-- BEGIN RECORDS TO PROCESS --

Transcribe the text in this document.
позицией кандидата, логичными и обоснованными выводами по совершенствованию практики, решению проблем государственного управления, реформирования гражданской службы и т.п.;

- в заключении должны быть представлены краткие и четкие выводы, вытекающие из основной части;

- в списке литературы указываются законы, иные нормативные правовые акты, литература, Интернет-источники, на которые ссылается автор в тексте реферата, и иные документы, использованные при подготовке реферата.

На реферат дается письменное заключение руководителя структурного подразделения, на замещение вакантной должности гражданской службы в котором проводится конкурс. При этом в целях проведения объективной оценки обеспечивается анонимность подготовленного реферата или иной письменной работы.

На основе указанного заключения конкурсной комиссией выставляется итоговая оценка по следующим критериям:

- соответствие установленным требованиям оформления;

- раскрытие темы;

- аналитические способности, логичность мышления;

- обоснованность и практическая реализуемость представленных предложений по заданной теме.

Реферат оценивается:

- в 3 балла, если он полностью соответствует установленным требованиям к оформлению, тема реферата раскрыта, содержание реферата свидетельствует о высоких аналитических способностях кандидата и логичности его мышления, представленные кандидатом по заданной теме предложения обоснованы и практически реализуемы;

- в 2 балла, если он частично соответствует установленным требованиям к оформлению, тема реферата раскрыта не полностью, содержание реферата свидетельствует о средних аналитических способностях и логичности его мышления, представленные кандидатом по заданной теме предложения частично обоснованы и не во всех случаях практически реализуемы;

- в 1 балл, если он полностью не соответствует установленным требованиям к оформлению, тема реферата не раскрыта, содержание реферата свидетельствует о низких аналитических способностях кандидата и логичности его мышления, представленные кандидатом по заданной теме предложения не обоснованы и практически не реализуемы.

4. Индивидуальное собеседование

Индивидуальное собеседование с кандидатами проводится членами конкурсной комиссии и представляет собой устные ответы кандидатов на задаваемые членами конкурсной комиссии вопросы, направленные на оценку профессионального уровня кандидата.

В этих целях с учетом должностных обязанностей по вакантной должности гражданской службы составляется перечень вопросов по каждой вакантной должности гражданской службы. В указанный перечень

-- END RECORDS TO PROCESS --

> **WHAT TO WORK ON**
Extract every line above containing the word "свидетельствует".

> **FINAL RESULT**
- в 3 балла, если он полностью соответствует установленным требованиям к оформлению, тема реферата раскрыта, содержание реферата свидетельствует о высоких аналитических способностях кандидата и логичности его мышления, представленные кандидатом по заданной теме предложения обоснованы и практически реализуемы;
- в 2 балла, если он частично соответствует установленным требованиям к оформлению, тема реферата раскрыта не полностью, содержание реферата свидетельствует о средних аналитических способностях и логичности его мышления, представленные кандидатом по заданной теме предложения частично обоснованы и не во всех случаях практически реализуемы;
- в 1 балл, если он полностью не соответствует установленным требованиям к оформлению, тема реферата не раскрыта, содержание реферата свидетельствует о низких аналитических способностях кандидата и логичности его мышления, представленные кандидатом по заданной теме предложения не обоснованы и практически не реализуемы.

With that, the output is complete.